**Exercise objective:** Write the count of lines that contain the word "Ferrare" and nothing else.

(Dataset entries)
[START]

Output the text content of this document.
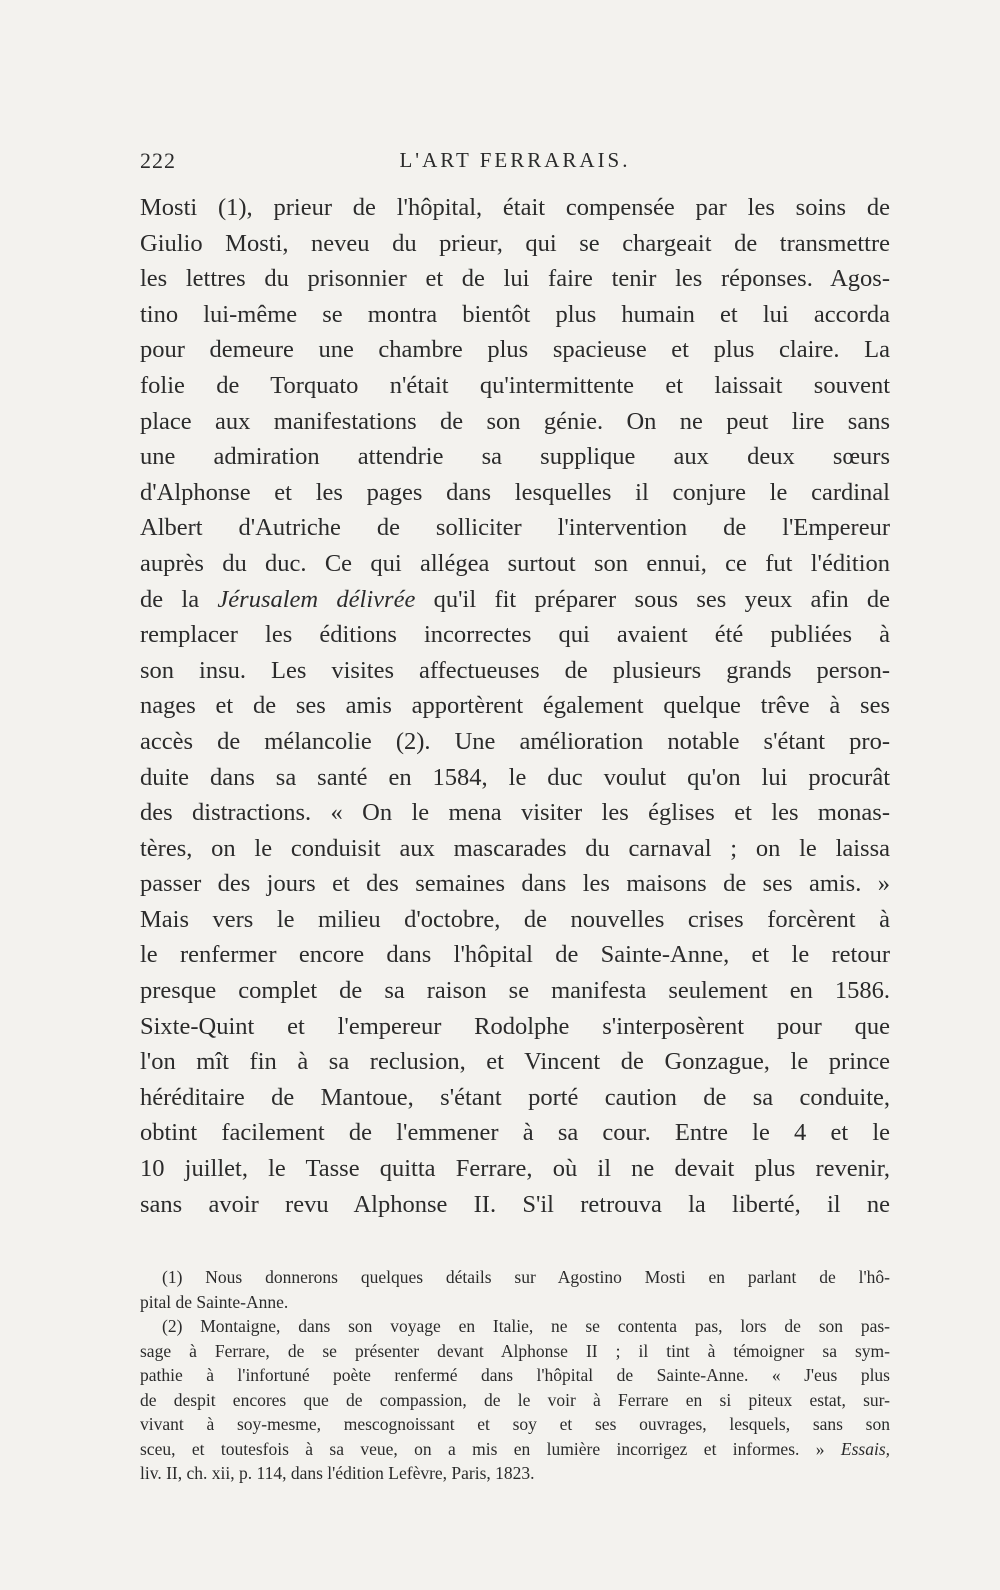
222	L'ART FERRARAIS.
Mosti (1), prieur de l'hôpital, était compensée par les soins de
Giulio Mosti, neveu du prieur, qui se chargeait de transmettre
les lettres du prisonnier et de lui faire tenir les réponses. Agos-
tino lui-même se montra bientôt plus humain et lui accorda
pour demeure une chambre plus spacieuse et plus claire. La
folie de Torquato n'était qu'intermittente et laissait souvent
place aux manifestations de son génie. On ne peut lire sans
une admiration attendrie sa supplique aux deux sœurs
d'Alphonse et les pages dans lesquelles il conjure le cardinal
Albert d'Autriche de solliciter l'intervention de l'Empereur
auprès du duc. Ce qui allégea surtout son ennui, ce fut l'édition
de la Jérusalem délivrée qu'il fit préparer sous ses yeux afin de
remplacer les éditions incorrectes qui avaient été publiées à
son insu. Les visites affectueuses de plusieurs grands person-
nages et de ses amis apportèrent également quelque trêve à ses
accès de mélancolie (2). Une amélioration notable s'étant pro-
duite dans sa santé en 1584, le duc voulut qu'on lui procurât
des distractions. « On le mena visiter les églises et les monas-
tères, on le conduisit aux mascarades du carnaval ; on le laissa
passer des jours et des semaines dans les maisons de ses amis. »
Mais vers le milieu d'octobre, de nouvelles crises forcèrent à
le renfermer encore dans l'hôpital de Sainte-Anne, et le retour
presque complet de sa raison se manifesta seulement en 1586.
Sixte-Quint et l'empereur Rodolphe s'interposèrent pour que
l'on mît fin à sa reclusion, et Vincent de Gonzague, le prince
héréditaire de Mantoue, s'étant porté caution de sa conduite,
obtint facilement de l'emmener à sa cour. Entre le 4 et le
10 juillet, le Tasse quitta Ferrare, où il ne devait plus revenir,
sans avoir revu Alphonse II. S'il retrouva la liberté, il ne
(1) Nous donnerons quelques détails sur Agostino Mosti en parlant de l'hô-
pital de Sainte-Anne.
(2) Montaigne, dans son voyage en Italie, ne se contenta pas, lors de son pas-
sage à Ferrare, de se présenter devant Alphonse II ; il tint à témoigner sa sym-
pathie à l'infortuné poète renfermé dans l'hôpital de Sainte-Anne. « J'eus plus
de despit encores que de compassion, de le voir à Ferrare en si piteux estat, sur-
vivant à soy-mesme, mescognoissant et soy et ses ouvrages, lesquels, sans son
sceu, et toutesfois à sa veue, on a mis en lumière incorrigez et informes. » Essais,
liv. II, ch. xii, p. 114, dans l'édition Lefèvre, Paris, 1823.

[END]

**Exercise response:** 3